What you will do:
Take the entries below and reproduce them word for word.

-.-.-

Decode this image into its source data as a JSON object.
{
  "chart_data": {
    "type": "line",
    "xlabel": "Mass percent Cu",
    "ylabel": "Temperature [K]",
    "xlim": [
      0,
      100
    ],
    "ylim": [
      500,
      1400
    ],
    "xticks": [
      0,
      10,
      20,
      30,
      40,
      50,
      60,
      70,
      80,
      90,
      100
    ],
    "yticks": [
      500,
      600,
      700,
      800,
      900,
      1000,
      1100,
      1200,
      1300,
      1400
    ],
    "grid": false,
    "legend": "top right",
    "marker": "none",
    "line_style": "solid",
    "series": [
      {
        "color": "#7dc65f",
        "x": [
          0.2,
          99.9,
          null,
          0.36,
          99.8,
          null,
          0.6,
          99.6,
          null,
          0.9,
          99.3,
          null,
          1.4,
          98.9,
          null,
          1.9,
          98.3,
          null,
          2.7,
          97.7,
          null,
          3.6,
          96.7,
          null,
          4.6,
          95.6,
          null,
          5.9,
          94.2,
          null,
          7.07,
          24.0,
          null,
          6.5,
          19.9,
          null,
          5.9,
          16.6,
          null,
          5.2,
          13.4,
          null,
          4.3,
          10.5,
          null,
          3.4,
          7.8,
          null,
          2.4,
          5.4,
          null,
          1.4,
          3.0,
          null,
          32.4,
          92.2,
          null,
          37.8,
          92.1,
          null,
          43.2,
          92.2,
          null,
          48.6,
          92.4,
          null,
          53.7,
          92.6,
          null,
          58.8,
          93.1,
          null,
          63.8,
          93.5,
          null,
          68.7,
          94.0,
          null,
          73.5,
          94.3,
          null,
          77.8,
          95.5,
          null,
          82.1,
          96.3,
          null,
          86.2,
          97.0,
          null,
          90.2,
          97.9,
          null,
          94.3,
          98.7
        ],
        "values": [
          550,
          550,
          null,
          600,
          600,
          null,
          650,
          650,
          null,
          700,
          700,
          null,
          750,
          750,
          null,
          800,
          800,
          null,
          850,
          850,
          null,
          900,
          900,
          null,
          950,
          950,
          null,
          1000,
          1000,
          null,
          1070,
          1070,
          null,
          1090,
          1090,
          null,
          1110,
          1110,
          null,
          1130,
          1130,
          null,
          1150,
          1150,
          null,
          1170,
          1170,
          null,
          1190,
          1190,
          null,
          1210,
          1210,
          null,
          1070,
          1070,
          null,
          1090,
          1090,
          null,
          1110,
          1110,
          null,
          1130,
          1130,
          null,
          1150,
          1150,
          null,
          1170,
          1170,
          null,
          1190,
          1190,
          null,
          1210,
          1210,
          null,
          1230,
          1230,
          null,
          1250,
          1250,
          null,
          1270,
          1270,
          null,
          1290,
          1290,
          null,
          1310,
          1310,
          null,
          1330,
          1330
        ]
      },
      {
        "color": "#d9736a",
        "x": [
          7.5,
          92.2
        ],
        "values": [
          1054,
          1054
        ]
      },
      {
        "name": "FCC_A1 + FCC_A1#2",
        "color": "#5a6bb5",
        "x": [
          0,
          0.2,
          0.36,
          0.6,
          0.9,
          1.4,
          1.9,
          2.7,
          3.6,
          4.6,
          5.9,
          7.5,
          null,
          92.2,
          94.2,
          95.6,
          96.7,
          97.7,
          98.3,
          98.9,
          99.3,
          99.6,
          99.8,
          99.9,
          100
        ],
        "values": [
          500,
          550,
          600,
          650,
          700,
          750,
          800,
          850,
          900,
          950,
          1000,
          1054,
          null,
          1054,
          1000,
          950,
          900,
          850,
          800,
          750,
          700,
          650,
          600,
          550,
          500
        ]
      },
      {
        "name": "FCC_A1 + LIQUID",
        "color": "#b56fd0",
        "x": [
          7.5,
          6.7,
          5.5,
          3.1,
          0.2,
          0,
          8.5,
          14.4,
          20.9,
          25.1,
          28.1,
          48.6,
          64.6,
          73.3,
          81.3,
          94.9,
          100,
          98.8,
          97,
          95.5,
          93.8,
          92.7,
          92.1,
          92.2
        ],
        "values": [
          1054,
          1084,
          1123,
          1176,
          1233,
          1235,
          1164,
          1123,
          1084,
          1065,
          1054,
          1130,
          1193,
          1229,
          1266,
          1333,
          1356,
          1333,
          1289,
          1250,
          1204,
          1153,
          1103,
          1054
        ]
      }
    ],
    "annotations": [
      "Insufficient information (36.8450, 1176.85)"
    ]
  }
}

-.-.-

Expected output:
Decode this image into its source data as a JSON object.
{
  "chart_data": {
    "type": "line",
    "xlabel": "Mass percent Cu",
    "ylabel": "Temperature [K]",
    "xlim": [
      0,
      100
    ],
    "ylim": [
      500,
      1400
    ],
    "xticks": [
      0,
      10,
      20,
      30,
      40,
      50,
      60,
      70,
      80,
      90,
      100
    ],
    "yticks": [
      500,
      600,
      700,
      800,
      900,
      1000,
      1100,
      1200,
      1300,
      1400
    ],
    "grid": false,
    "legend": "top right",
    "marker": "none",
    "line_style": "solid",
    "series": [
      {
        "color": "#7dc65f",
        "x": [
          0.2,
          99.9,
          null,
          0.36,
          99.8,
          null,
          0.6,
          99.6,
          null,
          0.9,
          99.3,
          null,
          1.4,
          98.9,
          null,
          1.9,
          98.3,
          null,
          2.7,
          97.7,
          null,
          3.6,
          96.7,
          null,
          4.6,
          95.6,
          null,
          5.9,
          94.2,
          null,
          7.07,
          24.0,
          null,
          6.5,
          19.9,
          null,
          5.9,
          16.6,
          null,
          5.2,
          13.4,
          null,
          4.3,
          10.5,
          null,
          3.4,
          7.8,
          null,
          2.4,
          5.4,
          null,
          1.4,
          3.0,
          null,
          32.4,
          92.2,
          null,
          37.8,
          92.1,
          null,
          43.2,
          92.2,
          null,
          48.6,
          92.4,
          null,
          53.7,
          92.6,
          null,
          58.8,
          93.1,
          null,
          63.8,
          93.5,
          null,
          68.7,
          94.0,
          null,
          73.5,
          94.3,
          null,
          77.8,
          95.5,
          null,
          82.1,
          96.3,
          null,
          86.2,
          97.0,
          null,
          90.2,
          97.9,
          null,
          94.3,
          98.7
        ],
        "values": [
          550,
          550,
          null,
          600,
          600,
          null,
          650,
          650,
          null,
          700,
          700,
          null,
          750,
          750,
          null,
          800,
          800,
          null,
          850,
          850,
          null,
          900,
          900,
          null,
          950,
          950,
          null,
          1000,
          1000,
          null,
          1070,
          1070,
          null,
          1090,
          1090,
          null,
          1110,
          1110,
          null,
          1130,
          1130,
          null,
          1150,
          1150,
          null,
          1170,
          1170,
          null,
          1190,
          1190,
          null,
          1210,
          1210,
          null,
          1070,
          1070,
          null,
          1090,
          1090,
          null,
          1110,
          1110,
          null,
          1130,
          1130,
          null,
          1150,
          1150,
          null,
          1170,
          1170,
          null,
          1190,
          1190,
          null,
          1210,
          1210,
          null,
          1230,
          1230,
          null,
          1250,
          1250,
          null,
          1270,
          1270,
          null,
          1290,
          1290,
          null,
          1310,
          1310,
          null,
          1330,
          1330
        ]
      },
      {
        "color": "#d9736a",
        "x": [
          7.5,
          92.2
        ],
        "values": [
          1054,
          1054
        ]
      },
      {
        "name": "FCC_A1 + FCC_A1#2",
        "color": "#5a6bb5",
        "x": [
          0,
          0.2,
          0.36,
          0.6,
          0.9,
          1.4,
          1.9,
          2.7,
          3.6,
          4.6,
          5.9,
          7.5,
          null,
          92.2,
          94.2,
          95.6,
          96.7,
          97.7,
          98.3,
          98.9,
          99.3,
          99.6,
          99.8,
          99.9,
          100
        ],
        "values": [
          500,
          550,
          600,
          650,
          700,
          750,
          800,
          850,
          900,
          950,
          1000,
          1054,
          null,
          1054,
          1000,
          950,
          900,
          850,
          800,
          750,
          700,
          650,
          600,
          550,
          500
        ]
      },
      {
        "name": "FCC_A1 + LIQUID",
        "color": "#b56fd0",
        "x": [
          7.5,
          6.7,
          5.5,
          3.1,
          0.2,
          0,
          8.5,
          14.4,
          20.9,
          25.1,
          28.1,
          48.6,
          64.6,
          73.3,
          81.3,
          94.9,
          100,
          98.8,
          97,
          95.5,
          93.8,
          92.7,
          92.1,
          92.2
        ],
        "values": [
          1054,
          1084,
          1123,
          1176,
          1233,
          1235,
          1164,
          1123,
          1084,
          1065,
          1054,
          1130,
          1193,
          1229,
          1266,
          1333,
          1356,
          1333,
          1289,
          1250,
          1204,
          1153,
          1103,
          1054
        ]
      }
    ],
    "annotations": [
      "Insufficient information (36.8450, 1176.85)"
    ]
  }
}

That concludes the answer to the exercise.